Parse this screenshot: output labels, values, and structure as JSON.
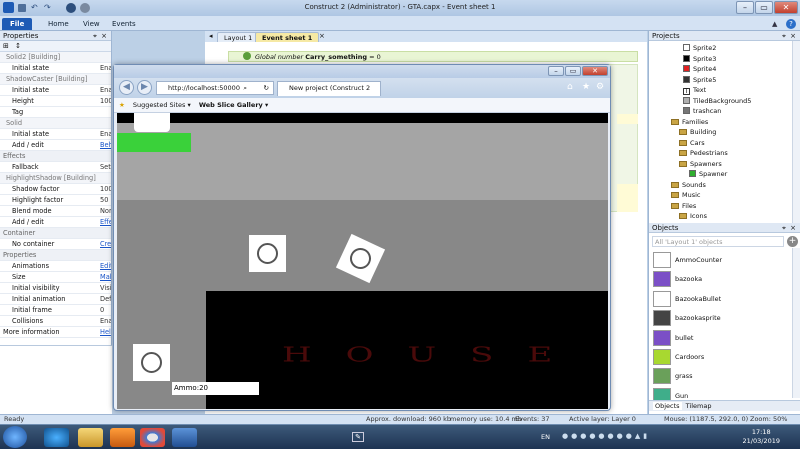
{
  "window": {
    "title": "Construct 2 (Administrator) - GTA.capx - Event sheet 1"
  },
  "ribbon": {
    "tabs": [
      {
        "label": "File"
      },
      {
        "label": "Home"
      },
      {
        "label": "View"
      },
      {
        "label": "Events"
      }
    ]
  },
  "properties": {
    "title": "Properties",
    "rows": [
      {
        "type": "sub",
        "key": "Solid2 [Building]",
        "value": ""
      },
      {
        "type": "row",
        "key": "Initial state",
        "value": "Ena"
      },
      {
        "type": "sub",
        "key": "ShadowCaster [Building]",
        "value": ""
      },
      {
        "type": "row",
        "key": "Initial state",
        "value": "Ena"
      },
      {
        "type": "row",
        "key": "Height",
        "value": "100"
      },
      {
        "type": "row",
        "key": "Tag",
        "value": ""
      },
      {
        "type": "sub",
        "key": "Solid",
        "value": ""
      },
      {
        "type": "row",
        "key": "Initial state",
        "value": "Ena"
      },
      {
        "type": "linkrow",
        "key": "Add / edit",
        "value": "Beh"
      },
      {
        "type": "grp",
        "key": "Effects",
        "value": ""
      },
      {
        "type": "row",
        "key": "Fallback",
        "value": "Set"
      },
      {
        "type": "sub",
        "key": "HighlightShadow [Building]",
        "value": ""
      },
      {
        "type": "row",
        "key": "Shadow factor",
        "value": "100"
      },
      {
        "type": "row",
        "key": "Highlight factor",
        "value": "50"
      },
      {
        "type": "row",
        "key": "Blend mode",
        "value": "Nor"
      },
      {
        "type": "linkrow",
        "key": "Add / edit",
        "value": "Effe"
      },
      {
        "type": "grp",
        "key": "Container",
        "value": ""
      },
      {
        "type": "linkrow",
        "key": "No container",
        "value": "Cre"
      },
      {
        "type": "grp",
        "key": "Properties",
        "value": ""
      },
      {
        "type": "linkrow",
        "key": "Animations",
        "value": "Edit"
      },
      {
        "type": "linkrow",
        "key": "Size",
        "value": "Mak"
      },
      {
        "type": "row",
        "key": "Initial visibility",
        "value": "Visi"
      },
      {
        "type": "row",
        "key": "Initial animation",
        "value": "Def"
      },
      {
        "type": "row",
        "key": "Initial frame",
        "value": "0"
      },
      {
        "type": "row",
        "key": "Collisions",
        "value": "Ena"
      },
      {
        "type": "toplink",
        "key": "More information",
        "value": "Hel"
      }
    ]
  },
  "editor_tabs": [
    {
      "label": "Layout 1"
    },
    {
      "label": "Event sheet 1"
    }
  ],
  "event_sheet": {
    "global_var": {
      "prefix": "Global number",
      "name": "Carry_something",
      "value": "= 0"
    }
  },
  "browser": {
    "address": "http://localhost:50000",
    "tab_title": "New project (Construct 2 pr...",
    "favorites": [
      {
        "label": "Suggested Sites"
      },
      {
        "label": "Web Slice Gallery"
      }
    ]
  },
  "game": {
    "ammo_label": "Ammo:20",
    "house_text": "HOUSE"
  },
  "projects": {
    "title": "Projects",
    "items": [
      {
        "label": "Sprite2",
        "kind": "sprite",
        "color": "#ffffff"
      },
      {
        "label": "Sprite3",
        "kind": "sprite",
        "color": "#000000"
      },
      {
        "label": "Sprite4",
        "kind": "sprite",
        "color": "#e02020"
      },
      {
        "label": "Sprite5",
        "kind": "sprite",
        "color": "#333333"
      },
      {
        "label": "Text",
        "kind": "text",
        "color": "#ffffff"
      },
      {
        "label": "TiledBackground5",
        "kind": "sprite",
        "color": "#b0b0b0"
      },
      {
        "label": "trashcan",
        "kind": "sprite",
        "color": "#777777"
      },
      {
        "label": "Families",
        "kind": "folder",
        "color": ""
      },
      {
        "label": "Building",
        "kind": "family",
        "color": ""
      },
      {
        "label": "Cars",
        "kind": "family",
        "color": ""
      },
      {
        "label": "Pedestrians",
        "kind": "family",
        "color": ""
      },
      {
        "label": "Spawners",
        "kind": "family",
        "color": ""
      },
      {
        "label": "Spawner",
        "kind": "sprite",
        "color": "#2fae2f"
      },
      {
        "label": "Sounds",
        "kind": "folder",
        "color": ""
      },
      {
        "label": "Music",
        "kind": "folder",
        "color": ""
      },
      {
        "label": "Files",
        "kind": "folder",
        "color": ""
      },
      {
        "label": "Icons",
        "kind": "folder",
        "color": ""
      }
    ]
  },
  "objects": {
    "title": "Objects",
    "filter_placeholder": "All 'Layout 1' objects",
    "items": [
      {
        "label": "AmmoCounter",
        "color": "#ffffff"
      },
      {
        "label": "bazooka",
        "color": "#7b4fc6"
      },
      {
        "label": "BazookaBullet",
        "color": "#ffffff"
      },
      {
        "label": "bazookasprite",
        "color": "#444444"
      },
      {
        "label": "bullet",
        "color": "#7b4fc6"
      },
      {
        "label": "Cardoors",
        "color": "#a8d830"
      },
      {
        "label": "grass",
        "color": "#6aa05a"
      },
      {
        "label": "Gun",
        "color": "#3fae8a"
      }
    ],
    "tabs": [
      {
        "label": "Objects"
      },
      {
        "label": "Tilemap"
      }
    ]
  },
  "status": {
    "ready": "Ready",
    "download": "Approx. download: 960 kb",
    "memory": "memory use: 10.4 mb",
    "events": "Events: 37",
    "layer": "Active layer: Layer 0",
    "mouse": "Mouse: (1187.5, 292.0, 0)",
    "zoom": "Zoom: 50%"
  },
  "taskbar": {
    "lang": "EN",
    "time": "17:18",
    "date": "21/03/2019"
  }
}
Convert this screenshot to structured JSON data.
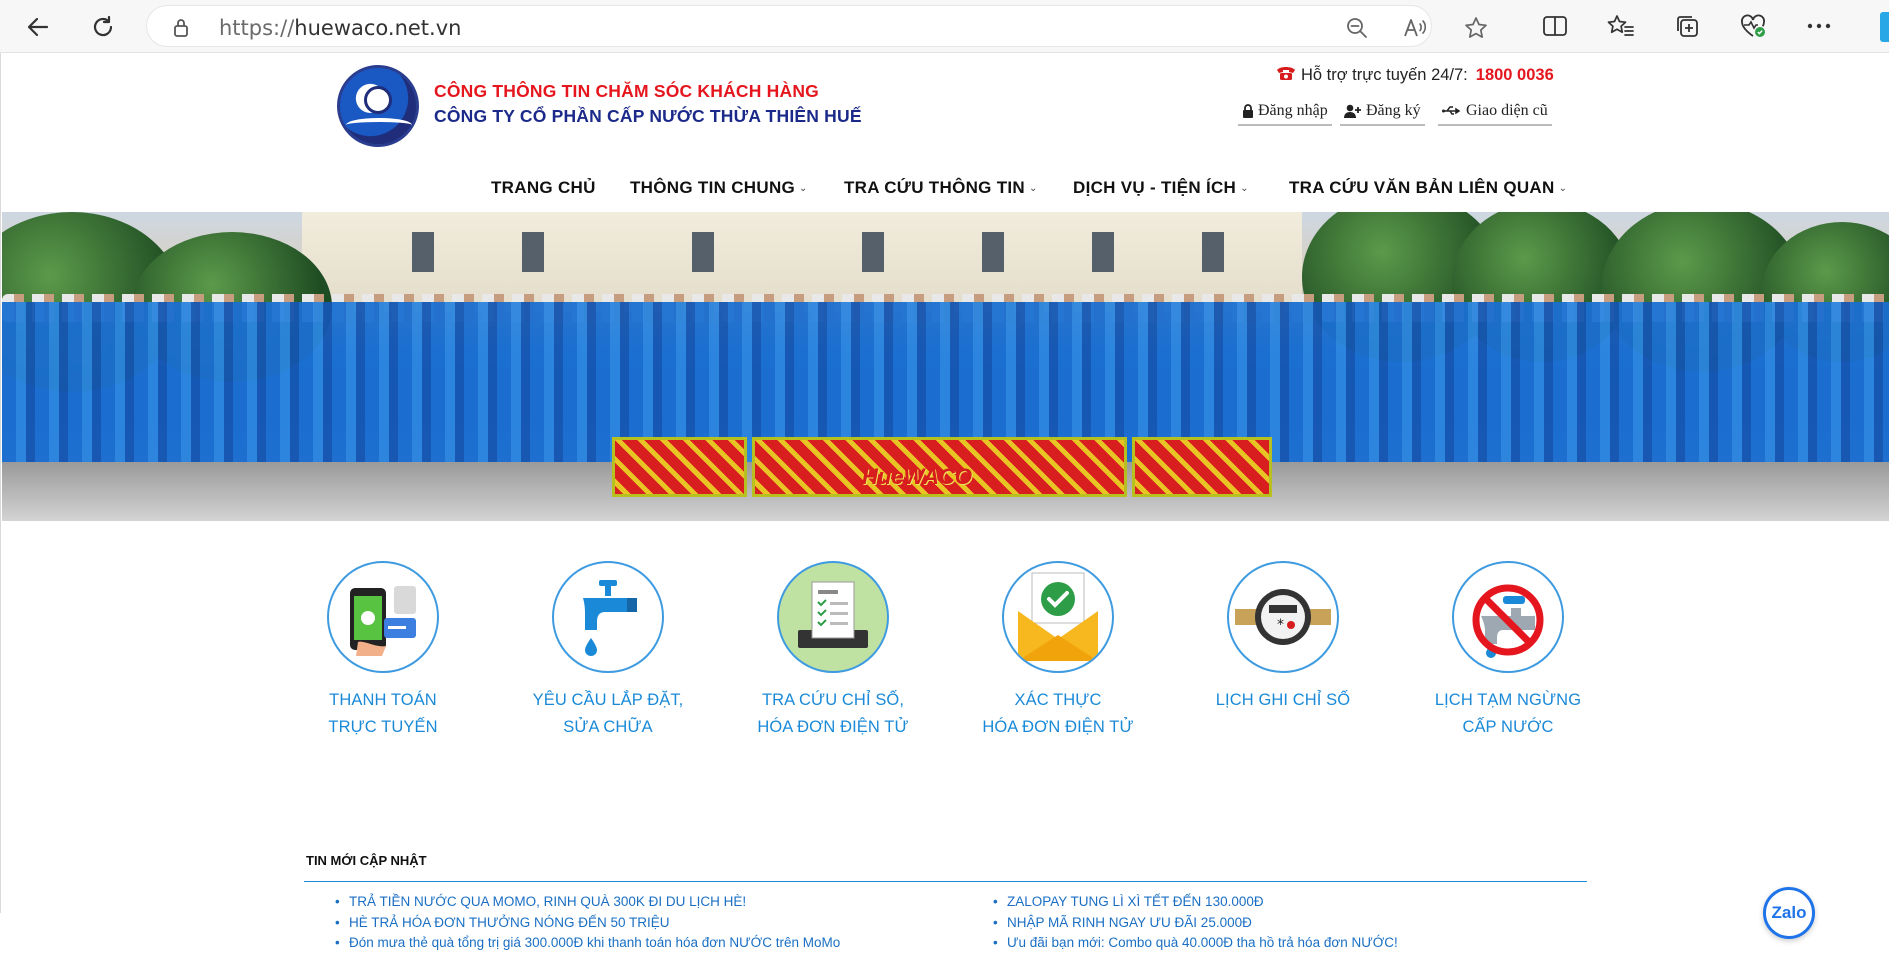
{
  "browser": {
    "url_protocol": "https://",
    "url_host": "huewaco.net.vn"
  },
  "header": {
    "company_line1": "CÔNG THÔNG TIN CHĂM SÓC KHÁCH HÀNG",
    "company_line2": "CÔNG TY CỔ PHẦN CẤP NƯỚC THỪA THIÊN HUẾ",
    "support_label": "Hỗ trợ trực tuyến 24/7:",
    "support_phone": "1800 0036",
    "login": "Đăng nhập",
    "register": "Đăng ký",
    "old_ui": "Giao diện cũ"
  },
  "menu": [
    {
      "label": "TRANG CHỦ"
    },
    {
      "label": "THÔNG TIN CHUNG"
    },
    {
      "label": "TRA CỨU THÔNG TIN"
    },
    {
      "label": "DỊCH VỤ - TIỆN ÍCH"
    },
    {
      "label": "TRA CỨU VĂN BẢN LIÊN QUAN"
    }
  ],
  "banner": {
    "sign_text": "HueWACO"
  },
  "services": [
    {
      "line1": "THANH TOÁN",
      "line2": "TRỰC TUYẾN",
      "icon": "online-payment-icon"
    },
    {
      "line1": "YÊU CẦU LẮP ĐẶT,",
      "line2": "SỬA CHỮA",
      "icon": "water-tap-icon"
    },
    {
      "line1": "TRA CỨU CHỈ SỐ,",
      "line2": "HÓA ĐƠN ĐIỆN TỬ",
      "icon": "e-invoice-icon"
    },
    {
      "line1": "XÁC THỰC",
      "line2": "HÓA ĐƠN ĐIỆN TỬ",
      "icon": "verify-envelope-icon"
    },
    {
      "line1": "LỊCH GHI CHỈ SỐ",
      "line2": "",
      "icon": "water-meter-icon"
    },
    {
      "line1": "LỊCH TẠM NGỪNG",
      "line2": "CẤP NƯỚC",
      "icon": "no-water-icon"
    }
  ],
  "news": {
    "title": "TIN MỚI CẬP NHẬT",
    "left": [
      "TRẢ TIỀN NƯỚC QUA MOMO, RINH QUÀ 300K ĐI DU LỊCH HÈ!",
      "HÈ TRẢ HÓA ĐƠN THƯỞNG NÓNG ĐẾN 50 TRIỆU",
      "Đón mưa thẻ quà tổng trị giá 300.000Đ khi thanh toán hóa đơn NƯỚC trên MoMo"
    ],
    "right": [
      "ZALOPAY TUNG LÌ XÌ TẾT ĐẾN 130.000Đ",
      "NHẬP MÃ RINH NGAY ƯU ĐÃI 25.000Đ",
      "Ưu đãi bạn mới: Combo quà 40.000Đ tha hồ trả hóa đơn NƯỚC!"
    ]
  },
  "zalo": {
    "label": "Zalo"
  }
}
◆ ◆ ◆
DIRECTIONS FOR THIS TASK =>
In the records above, find the lines containing "LỊCH" and copy them.

SOLUTION TO THIS PROBLEM =>
      "line1": "LỊCH GHI CHỈ SỐ",
      "line1": "LỊCH TẠM NGỪNG",
      "TRẢ TIỀN NƯỚC QUA MOMO, RINH QUÀ 300K ĐI DU LỊCH HÈ!",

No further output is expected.